DIRECTION: Return every record exactly as written.

· · · · ·

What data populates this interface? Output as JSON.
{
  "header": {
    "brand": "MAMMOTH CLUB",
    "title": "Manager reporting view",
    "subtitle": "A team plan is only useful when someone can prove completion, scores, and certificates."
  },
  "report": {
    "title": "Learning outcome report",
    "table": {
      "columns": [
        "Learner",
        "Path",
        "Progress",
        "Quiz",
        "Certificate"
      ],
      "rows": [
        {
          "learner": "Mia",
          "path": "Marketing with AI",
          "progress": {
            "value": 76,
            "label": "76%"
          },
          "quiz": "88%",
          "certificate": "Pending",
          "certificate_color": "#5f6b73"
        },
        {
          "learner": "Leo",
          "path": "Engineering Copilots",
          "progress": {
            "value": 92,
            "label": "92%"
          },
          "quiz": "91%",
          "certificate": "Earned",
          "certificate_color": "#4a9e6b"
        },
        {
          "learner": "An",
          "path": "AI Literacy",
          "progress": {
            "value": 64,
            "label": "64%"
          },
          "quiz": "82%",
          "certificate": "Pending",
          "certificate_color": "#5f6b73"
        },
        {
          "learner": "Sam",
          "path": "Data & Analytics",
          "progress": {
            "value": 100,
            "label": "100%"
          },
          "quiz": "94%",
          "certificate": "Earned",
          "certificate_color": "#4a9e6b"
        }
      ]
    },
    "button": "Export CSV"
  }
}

· · · · ·

RESPONSE:
What data populates this interface? Output as JSON.
{
  "header": {
    "brand": "MAMMOTH CLUB",
    "title": "Manager reporting view",
    "subtitle": "A team plan is only useful when someone can prove completion, scores, and certificates."
  },
  "report": {
    "title": "Learning outcome report",
    "table": {
      "columns": [
        "Learner",
        "Path",
        "Progress",
        "Quiz",
        "Certificate"
      ],
      "rows": [
        {
          "learner": "Mia",
          "path": "Marketing with AI",
          "progress": {
            "value": 76,
            "label": "76%"
          },
          "quiz": "88%",
          "certificate": "Pending",
          "certificate_color": "#5f6b73"
        },
        {
          "learner": "Leo",
          "path": "Engineering Copilots",
          "progress": {
            "value": 92,
            "label": "92%"
          },
          "quiz": "91%",
          "certificate": "Earned",
          "certificate_color": "#4a9e6b"
        },
        {
          "learner": "An",
          "path": "AI Literacy",
          "progress": {
            "value": 64,
            "label": "64%"
          },
          "quiz": "82%",
          "certificate": "Pending",
          "certificate_color": "#5f6b73"
        },
        {
          "learner": "Sam",
          "path": "Data & Analytics",
          "progress": {
            "value": 100,
            "label": "100%"
          },
          "quiz": "94%",
          "certificate": "Earned",
          "certificate_color": "#4a9e6b"
        }
      ]
    },
    "button": "Export CSV"
  }
}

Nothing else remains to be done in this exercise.